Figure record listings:
--- start ---
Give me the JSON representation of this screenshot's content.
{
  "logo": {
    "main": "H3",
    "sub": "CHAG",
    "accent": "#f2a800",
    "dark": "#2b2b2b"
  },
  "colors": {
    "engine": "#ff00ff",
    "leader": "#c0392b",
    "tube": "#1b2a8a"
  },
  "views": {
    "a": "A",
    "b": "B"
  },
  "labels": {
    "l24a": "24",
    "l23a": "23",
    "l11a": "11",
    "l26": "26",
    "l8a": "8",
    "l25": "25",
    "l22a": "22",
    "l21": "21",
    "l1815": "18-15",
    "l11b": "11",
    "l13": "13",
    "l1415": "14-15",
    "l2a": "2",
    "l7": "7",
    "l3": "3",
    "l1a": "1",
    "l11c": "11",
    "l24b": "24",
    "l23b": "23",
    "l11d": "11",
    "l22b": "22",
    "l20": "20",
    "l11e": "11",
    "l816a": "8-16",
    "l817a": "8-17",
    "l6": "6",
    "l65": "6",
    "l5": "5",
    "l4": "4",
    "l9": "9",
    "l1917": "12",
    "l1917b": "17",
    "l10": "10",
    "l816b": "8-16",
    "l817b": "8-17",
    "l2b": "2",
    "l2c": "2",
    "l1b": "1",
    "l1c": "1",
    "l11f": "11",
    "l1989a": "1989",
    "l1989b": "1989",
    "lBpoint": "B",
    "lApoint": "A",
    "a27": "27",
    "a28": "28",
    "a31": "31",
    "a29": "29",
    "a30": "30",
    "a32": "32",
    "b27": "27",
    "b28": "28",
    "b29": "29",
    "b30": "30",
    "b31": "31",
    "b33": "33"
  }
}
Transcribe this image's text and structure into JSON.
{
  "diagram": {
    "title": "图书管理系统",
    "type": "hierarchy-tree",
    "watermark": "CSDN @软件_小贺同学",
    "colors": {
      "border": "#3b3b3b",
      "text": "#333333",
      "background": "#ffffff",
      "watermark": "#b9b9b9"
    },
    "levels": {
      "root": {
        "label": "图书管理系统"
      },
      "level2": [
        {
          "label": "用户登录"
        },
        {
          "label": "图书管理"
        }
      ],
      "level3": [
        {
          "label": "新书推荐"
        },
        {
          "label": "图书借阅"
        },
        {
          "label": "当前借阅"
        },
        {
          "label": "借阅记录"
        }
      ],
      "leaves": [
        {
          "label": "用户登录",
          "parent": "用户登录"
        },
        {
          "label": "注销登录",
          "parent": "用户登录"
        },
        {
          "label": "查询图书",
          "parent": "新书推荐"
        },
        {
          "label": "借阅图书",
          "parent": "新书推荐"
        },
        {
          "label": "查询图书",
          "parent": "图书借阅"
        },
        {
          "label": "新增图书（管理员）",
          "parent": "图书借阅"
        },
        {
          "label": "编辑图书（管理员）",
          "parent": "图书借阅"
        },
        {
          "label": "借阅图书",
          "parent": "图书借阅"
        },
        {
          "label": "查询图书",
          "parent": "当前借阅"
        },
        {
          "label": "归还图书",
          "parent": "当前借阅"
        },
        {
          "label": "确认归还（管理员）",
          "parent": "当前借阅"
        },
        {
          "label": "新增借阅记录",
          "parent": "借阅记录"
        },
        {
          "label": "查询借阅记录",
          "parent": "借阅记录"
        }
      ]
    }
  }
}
--- end ---
● **Short task**
Report each line in the data that holds the word "this".

● **Final result**
Give me the JSON representation of this screenshot's content.
Transcribe this image's text and structure into JSON.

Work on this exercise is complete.